> **Exercise description**: Which lines hold the word "this"? Copy each of them from the material.

> **Dataset entries**:
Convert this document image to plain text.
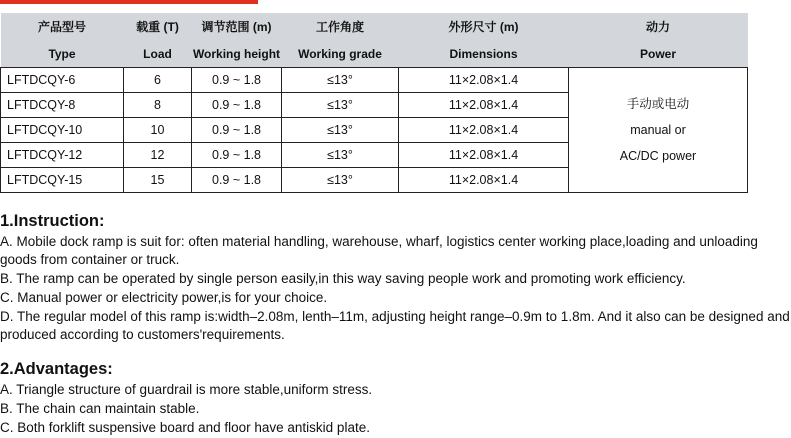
产品型号	载重 (T)	调节范围 (m)	工作角度	外形尺寸 (m)	动力
Type	Load	Working height	Working grade	Dimensions	Power
LFTDCQY-6	6	0.9 ~ 1.8	≤13°	11×2.08×1.4	手动或电动
manual or
AC/DC power

LFTDCQY-8	8	0.9 ~ 1.8	≤13°	11×2.08×1.4	
LFTDCQY-10	10	0.9 ~ 1.8	≤13°	11×2.08×1.4	
LFTDCQY-12	12	0.9 ~ 1.8	≤13°	11×2.08×1.4	
LFTDCQY-15	15	0.9 ~ 1.8	≤13°	11×2.08×1.4	
1.Instruction:

A. Mobile dock ramp is suit for: often material handling, warehouse, wharf, logistics center working place,loading and unloading goods from container or truck.

B. The ramp can be operated by single person easily,in this way saving people work and promoting work efficiency.

C. Manual power or electricity power,is for your choice.

D. The regular model of this ramp is:width–2.08m, lenth–11m, adjusting height range–0.9m to 1.8m. And it also can be designed and produced according to customers'requirements.

2.Advantages:

A. Triangle structure of guardrail is more stable,uniform stress.

B. The chain can maintain stable.

C. Both forklift suspensive board and floor have antiskid plate.
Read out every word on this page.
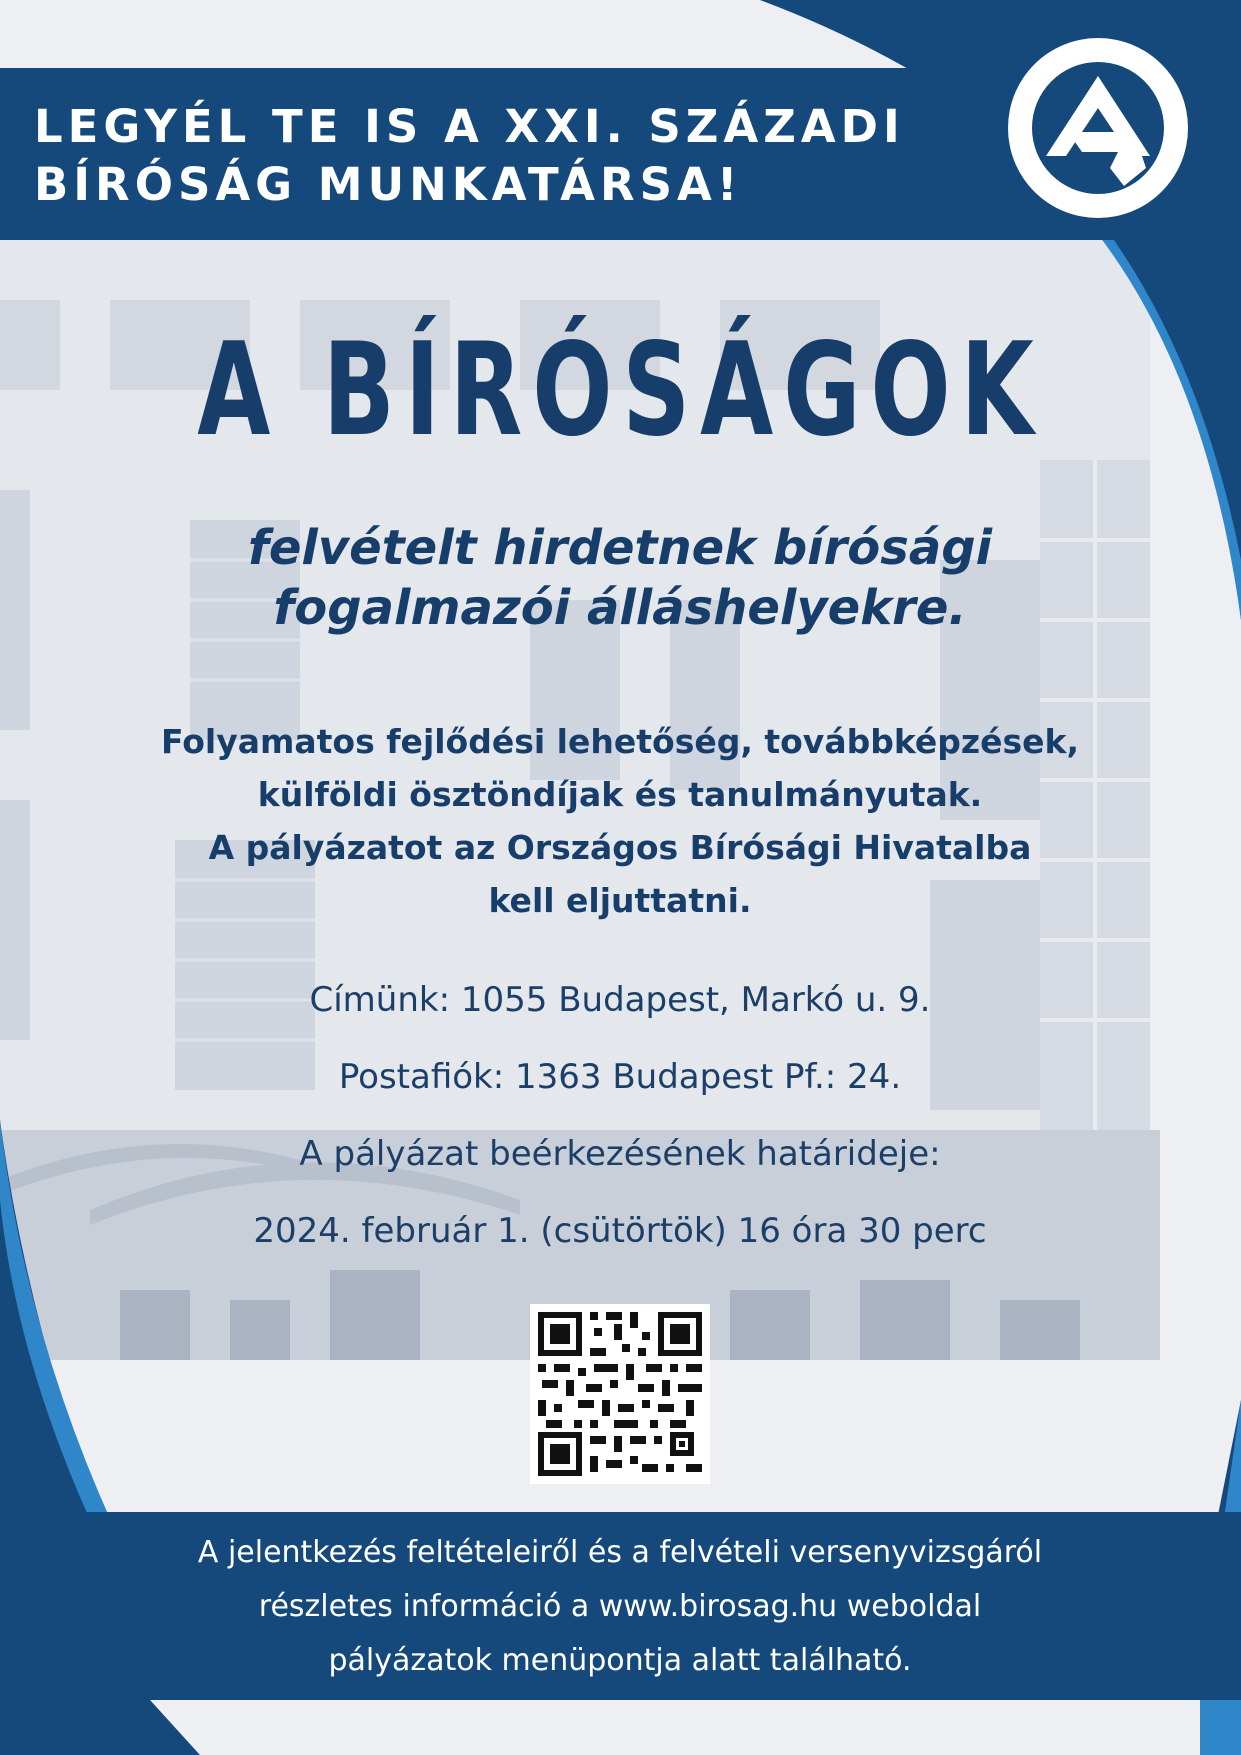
LEGYÉL TE IS A XXI. SZÁZADI
BÍRÓSÁG MUNKATÁRSA!
A BÍRÓSÁGOK
felvételt hirdetnek bírósági
fogalmazói álláshelyekre.
Folyamatos fejlődési lehetőség, továbbképzések,
külföldi ösztöndíjak és tanulmányutak.
A pályázatot az Országos Bírósági Hivatalba
kell eljuttatni.
Címünk: 1055 Budapest, Markó u. 9.
Postafiók: 1363 Budapest Pf.: 24.
A pályázat beérkezésének határideje:
2024. február 1. (csütörtök) 16 óra 30 perc
A jelentkezés feltételeiről és a felvételi versenyvizsgáról
részletes információ a www.birosag.hu weboldal
pályázatok menüpontja alatt található.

> **Task response**:
Convert this document image to plain text.
B. The ramp can be operated by single person easily,in this way saving people work and promoting work efficiency.
D. The regular model of this ramp is:width–2.08m, lenth–11m, adjusting height range–0.9m to 1.8m. And it also can be designed and produced according to customers'requirements.
Read out every word on this page.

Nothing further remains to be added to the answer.